Task brief: Output all of the data below exactly as given.

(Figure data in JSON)
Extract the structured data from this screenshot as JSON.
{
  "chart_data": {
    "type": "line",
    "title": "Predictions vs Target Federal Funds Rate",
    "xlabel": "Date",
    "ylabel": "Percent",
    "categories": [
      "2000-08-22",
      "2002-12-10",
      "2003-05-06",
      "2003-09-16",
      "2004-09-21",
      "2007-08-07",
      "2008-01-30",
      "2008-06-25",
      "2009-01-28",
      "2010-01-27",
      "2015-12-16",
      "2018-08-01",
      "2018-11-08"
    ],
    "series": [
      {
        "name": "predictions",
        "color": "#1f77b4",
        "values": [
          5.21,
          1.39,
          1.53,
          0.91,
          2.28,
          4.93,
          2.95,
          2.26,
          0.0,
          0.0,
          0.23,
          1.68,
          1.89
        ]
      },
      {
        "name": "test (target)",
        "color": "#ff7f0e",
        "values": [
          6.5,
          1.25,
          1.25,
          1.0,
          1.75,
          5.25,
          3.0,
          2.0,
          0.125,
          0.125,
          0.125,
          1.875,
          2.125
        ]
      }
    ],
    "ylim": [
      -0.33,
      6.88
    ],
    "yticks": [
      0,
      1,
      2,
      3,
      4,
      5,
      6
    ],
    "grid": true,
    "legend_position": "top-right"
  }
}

Written solution:
Extract the structured data from this screenshot as JSON.
{
  "chart_data": {
    "type": "line",
    "title": "Predictions vs Target Federal Funds Rate",
    "xlabel": "Date",
    "ylabel": "Percent",
    "categories": [
      "2000-08-22",
      "2002-12-10",
      "2003-05-06",
      "2003-09-16",
      "2004-09-21",
      "2007-08-07",
      "2008-01-30",
      "2008-06-25",
      "2009-01-28",
      "2010-01-27",
      "2015-12-16",
      "2018-08-01",
      "2018-11-08"
    ],
    "series": [
      {
        "name": "predictions",
        "color": "#1f77b4",
        "values": [
          5.21,
          1.39,
          1.53,
          0.91,
          2.28,
          4.93,
          2.95,
          2.26,
          0.0,
          0.0,
          0.23,
          1.68,
          1.89
        ]
      },
      {
        "name": "test (target)",
        "color": "#ff7f0e",
        "values": [
          6.5,
          1.25,
          1.25,
          1.0,
          1.75,
          5.25,
          3.0,
          2.0,
          0.125,
          0.125,
          0.125,
          1.875,
          2.125
        ]
      }
    ],
    "ylim": [
      -0.33,
      6.88
    ],
    "yticks": [
      0,
      1,
      2,
      3,
      4,
      5,
      6
    ],
    "grid": true,
    "legend_position": "top-right"
  }
}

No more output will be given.